▸ Task prompt
Your task is to copy every line of the records below that contains "subtitle".

▸ Records
====

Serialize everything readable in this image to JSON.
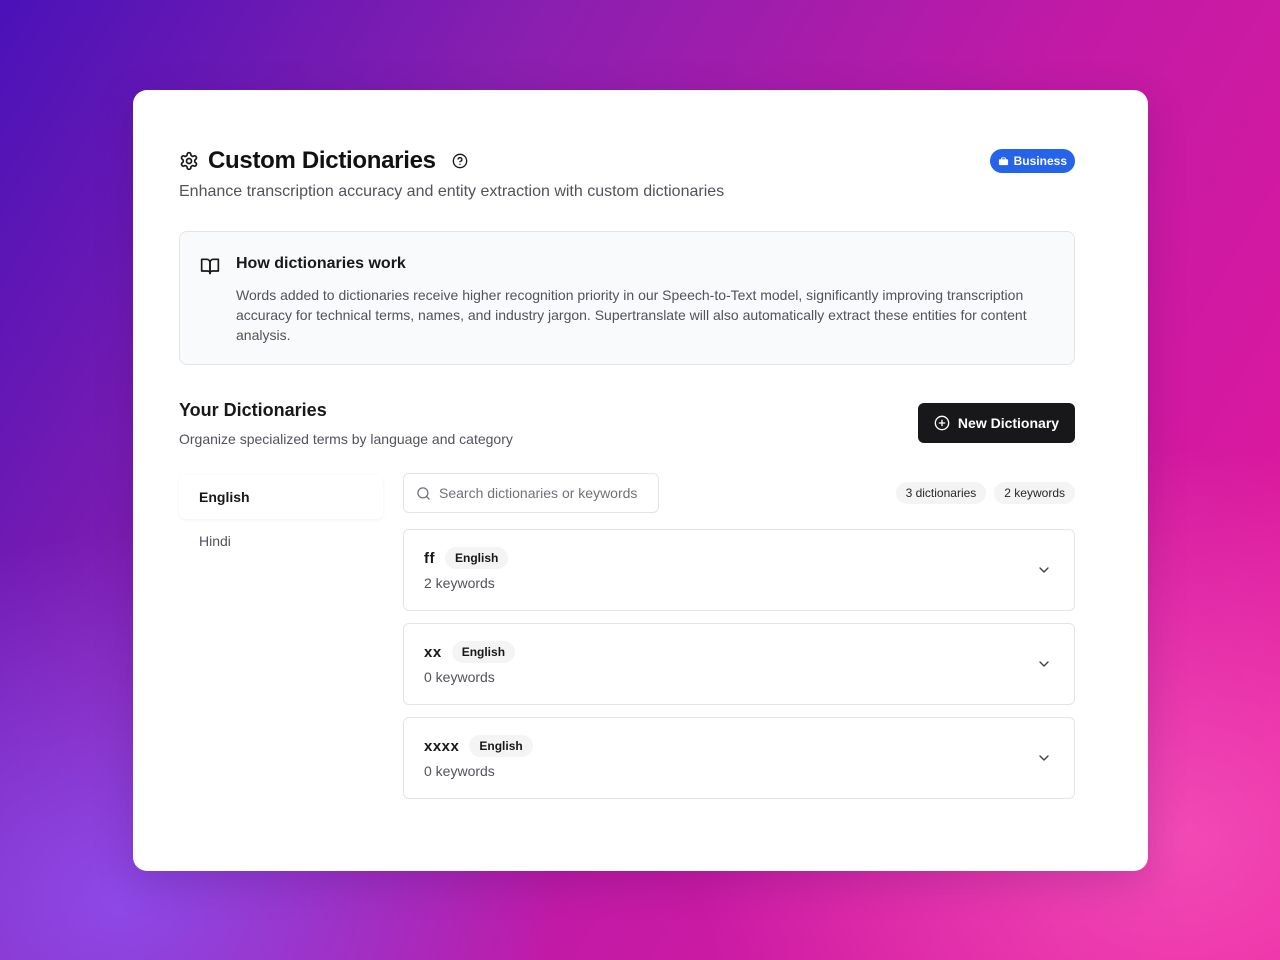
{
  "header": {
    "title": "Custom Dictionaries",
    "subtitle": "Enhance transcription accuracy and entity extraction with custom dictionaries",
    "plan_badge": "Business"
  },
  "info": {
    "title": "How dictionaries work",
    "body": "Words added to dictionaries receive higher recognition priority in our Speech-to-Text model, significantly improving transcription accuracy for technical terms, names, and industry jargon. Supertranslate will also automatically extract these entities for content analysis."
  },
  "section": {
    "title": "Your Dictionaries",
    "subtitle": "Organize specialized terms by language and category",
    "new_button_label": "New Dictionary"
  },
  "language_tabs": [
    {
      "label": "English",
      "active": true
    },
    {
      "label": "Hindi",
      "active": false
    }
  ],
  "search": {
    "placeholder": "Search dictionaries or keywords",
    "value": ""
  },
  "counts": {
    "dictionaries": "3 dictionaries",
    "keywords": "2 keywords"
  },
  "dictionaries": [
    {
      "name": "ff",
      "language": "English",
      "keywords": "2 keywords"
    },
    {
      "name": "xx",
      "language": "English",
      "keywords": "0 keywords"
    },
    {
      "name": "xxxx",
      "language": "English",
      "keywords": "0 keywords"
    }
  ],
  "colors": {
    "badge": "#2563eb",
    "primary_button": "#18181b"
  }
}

====

▸ Exercise result
    "subtitle": "Enhance transcription accuracy and entity extraction with custom dictionaries",
    "subtitle": "Organize specialized terms by language and category",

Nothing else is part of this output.